--- BEGIN ---

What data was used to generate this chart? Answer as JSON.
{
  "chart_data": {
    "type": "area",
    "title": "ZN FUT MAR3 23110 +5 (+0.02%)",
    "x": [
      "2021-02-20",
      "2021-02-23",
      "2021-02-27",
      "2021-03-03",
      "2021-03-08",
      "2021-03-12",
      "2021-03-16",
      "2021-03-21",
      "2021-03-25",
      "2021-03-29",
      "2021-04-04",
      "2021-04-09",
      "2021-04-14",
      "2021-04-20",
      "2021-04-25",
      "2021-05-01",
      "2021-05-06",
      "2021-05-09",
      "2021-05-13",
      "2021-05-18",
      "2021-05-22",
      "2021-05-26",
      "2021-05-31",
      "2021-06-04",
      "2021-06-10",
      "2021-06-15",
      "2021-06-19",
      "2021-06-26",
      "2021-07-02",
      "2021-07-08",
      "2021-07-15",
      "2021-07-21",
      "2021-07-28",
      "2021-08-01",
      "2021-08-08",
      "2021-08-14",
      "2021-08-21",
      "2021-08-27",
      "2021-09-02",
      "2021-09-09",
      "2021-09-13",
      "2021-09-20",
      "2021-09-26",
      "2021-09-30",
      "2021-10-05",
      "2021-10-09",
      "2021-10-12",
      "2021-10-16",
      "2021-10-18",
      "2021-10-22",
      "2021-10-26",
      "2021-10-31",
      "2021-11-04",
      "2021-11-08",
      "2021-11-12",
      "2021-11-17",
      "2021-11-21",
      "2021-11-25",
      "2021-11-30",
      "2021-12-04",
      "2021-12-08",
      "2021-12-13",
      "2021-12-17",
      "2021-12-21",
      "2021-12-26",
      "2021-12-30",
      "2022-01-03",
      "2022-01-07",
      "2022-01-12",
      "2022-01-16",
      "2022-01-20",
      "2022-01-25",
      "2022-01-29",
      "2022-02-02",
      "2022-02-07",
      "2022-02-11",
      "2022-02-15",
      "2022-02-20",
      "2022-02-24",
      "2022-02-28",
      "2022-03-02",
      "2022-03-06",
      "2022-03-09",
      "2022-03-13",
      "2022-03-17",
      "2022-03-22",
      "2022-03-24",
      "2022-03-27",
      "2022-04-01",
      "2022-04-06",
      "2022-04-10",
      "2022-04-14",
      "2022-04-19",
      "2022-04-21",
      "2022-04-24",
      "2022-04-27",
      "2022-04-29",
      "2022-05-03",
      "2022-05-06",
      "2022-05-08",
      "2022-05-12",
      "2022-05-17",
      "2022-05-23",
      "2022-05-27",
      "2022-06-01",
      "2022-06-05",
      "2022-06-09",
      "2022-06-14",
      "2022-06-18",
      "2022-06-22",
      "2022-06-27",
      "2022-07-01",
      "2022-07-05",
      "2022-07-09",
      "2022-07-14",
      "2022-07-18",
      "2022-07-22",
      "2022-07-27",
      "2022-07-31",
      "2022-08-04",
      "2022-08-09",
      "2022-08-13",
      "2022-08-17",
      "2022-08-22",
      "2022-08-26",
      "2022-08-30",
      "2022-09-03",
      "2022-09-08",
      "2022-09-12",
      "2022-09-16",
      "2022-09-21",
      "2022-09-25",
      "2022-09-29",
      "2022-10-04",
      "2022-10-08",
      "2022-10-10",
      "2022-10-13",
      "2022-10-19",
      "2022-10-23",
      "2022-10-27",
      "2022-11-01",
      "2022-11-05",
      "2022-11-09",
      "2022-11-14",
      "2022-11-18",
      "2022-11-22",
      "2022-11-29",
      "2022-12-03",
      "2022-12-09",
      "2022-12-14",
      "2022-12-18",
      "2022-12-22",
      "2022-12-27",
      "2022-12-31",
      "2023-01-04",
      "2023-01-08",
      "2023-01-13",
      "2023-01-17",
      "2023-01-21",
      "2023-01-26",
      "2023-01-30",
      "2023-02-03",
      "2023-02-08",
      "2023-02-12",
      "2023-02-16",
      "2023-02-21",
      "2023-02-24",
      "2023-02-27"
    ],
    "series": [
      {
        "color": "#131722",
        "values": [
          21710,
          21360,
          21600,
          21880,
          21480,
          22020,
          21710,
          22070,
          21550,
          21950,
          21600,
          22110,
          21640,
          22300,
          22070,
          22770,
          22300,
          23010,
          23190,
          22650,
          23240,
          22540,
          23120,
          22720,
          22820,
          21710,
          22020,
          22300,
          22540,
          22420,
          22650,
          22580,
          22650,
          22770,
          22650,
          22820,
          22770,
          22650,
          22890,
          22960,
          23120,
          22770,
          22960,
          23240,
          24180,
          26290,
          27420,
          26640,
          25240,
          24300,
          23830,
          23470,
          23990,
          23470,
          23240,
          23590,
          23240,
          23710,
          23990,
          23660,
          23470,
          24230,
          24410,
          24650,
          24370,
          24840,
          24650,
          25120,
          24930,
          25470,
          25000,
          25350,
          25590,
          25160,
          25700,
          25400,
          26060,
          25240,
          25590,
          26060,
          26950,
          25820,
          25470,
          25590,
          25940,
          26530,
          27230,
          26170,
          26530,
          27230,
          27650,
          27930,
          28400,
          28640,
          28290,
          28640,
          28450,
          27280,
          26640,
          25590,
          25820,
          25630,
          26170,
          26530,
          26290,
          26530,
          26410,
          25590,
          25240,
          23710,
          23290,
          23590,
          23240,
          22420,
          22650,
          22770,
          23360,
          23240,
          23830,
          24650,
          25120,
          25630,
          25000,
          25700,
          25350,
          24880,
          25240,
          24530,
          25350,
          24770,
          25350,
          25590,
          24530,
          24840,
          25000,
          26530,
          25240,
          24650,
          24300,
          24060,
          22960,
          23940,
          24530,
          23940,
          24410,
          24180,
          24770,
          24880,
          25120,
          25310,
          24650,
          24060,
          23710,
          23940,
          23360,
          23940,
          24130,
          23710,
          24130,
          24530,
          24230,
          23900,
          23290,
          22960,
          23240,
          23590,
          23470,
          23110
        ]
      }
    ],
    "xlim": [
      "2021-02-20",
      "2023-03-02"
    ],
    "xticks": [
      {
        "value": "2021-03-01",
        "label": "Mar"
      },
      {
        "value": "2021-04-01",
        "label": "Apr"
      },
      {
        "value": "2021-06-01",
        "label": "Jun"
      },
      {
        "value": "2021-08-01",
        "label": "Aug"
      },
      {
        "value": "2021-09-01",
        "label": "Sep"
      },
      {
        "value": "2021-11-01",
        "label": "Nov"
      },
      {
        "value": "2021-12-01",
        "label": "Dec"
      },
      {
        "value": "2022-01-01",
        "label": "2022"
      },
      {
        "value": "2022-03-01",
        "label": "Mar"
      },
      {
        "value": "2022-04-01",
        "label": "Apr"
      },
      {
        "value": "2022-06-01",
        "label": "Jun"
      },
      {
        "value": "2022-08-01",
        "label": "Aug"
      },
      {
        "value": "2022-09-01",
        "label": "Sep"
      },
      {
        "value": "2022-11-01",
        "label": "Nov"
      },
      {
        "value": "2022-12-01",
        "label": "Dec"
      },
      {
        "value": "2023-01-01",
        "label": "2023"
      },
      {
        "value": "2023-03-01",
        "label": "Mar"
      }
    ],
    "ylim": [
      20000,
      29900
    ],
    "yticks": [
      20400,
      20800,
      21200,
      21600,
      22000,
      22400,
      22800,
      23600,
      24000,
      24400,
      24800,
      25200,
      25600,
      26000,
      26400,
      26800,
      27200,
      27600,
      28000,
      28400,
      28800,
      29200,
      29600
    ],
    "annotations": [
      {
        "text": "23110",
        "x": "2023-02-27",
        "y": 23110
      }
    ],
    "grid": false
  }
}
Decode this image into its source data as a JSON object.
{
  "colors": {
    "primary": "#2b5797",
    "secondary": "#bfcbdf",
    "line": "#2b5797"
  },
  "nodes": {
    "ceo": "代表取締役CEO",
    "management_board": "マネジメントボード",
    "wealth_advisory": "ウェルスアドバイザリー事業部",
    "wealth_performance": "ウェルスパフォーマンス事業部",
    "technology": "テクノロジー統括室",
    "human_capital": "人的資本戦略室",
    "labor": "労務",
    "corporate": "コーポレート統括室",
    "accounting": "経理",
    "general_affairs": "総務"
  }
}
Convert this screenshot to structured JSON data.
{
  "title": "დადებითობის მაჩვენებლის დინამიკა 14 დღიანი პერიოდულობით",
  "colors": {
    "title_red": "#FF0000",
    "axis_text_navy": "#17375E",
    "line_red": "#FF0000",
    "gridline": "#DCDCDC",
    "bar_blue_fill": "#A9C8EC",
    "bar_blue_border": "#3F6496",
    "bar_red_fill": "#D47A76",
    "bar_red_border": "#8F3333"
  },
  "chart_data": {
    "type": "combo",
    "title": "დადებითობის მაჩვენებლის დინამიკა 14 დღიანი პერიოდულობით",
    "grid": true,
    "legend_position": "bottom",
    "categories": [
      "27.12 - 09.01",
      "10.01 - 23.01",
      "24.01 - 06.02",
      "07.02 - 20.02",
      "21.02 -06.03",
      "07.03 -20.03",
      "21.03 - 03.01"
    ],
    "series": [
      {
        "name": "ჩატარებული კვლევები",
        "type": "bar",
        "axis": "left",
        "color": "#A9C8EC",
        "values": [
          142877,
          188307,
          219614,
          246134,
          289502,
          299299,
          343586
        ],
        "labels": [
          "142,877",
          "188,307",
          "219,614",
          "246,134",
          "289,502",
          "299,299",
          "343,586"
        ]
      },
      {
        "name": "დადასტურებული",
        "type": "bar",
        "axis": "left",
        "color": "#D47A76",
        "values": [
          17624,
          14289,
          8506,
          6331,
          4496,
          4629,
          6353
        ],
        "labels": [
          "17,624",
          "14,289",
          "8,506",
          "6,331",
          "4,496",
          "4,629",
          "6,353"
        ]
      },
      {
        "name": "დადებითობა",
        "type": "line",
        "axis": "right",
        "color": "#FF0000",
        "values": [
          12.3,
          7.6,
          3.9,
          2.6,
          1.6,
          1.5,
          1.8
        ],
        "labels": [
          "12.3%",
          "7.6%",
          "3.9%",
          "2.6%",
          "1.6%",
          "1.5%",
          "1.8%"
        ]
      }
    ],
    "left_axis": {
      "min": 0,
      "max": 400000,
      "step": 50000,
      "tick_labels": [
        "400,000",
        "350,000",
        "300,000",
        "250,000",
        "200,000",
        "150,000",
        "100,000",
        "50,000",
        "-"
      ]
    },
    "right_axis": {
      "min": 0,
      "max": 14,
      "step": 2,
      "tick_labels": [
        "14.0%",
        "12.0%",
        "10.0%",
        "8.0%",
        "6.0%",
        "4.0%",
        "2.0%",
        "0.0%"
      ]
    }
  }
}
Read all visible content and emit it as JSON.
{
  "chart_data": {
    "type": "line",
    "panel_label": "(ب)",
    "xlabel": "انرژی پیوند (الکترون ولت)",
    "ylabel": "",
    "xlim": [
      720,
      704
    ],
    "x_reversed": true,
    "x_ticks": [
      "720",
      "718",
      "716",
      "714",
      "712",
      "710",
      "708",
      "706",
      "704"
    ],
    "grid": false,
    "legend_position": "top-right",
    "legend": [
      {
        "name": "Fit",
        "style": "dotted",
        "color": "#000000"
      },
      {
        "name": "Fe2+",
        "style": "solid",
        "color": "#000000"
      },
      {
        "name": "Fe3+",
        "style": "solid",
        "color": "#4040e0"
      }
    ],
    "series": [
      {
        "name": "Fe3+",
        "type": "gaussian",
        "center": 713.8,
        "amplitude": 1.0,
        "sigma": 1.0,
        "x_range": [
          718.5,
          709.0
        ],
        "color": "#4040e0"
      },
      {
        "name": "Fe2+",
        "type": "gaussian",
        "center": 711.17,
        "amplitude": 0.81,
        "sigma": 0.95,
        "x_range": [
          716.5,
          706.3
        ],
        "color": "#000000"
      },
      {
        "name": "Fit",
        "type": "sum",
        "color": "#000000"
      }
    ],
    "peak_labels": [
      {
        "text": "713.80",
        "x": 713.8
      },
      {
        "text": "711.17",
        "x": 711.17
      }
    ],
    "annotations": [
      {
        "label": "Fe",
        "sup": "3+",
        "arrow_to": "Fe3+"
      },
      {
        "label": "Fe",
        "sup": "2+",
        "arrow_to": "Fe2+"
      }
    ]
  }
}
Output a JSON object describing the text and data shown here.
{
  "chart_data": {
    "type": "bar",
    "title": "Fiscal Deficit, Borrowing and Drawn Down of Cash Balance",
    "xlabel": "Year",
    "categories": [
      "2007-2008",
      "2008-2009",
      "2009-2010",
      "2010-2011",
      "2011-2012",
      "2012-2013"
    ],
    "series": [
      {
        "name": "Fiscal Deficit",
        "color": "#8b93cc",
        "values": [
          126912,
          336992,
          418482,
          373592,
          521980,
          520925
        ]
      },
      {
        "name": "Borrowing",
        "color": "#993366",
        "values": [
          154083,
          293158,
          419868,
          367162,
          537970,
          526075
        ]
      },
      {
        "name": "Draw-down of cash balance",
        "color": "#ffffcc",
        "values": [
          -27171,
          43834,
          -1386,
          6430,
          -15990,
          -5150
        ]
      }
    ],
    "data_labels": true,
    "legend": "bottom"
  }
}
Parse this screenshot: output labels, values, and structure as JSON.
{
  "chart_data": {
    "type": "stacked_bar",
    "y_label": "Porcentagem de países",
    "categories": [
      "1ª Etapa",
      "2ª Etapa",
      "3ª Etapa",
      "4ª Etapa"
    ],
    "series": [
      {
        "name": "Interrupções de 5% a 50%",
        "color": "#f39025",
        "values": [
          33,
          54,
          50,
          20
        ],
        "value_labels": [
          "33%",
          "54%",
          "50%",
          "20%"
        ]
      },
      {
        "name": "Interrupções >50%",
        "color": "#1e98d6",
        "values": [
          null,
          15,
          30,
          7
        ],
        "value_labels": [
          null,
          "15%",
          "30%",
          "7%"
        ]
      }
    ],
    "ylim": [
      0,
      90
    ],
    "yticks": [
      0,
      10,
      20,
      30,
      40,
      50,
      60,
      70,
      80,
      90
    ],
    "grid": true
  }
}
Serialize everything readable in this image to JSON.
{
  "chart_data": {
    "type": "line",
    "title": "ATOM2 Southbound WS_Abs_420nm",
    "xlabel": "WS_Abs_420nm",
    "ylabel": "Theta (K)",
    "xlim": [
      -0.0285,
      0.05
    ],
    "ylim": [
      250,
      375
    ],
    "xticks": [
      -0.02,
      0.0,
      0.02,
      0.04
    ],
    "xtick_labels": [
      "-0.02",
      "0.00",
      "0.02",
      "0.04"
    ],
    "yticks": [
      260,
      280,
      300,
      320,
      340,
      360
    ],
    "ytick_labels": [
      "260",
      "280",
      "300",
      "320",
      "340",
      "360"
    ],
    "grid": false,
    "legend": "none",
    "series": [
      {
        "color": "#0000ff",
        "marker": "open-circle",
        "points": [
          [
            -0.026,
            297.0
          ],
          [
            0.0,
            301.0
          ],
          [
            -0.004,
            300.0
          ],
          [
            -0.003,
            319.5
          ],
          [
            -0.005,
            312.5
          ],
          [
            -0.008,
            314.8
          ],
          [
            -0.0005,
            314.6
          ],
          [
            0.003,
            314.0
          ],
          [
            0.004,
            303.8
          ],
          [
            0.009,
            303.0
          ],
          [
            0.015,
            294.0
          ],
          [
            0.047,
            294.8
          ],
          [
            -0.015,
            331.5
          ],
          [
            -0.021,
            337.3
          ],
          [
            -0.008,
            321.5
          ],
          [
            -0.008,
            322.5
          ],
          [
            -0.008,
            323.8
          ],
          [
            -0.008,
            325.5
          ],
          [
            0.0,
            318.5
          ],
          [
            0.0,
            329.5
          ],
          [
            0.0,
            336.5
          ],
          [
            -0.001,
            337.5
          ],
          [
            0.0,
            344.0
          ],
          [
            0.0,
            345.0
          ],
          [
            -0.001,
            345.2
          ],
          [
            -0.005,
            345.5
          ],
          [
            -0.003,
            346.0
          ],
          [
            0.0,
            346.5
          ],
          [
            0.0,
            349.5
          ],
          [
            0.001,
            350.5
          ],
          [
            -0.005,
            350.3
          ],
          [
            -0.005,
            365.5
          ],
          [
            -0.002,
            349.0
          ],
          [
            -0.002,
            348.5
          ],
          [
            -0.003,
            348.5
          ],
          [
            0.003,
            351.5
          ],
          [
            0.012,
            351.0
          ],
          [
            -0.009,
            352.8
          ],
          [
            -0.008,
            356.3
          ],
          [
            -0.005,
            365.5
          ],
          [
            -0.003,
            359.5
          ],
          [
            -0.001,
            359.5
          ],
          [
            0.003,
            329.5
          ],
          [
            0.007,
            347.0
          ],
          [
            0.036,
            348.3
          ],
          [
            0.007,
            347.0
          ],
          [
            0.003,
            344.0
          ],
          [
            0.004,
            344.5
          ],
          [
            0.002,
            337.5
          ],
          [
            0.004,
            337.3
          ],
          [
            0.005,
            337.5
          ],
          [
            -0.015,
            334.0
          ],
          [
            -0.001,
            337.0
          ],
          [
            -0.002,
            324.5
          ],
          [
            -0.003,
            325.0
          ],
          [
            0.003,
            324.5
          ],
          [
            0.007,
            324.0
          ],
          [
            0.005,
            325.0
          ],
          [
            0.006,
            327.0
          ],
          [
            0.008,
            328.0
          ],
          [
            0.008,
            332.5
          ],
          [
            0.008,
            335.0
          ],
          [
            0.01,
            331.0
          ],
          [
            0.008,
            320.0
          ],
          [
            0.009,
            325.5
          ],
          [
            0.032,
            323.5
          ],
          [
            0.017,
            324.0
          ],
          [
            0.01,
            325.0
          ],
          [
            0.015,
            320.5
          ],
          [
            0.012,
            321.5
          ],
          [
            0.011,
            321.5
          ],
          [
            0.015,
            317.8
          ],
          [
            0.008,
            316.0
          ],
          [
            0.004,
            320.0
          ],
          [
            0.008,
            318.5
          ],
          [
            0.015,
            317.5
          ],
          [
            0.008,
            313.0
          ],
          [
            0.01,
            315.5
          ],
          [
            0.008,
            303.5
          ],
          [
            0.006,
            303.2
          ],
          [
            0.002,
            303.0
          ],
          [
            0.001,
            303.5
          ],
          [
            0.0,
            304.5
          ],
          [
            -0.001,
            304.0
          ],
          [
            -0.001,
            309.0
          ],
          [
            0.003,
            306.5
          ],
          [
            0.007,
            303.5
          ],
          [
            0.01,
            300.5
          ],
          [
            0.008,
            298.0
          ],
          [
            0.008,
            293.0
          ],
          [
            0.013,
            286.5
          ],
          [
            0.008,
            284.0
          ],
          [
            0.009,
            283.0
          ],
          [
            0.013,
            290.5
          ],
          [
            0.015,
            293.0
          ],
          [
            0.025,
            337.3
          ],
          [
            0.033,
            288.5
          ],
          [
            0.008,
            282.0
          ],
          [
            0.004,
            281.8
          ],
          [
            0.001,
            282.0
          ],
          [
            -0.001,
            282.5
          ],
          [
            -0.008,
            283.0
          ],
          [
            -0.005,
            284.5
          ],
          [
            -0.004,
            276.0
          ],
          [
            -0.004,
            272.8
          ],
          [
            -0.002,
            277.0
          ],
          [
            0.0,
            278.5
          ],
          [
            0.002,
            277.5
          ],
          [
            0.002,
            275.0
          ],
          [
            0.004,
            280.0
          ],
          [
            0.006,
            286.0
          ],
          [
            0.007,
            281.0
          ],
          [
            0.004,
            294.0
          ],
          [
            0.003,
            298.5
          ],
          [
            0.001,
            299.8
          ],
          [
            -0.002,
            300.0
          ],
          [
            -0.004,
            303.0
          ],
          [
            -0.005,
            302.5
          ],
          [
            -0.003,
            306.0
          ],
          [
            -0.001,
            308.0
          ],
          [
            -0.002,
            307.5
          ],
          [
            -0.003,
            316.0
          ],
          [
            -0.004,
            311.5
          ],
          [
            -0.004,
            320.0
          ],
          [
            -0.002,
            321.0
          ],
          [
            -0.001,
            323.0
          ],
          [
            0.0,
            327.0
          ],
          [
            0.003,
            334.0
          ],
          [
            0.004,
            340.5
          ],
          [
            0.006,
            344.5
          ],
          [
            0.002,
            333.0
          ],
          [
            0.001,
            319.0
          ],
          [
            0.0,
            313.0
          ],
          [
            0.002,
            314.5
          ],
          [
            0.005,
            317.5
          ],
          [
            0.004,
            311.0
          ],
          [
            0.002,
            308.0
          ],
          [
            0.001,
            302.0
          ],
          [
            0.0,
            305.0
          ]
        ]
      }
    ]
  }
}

--- END ---

Look through the entries and return every line where "დღიანი" appears.

  "title": "დადებითობის მაჩვენებლის დინამიკა 14 დღიანი პერიოდულობით",
    "title": "დადებითობის მაჩვენებლის დინამიკა 14 დღიანი პერიოდულობით",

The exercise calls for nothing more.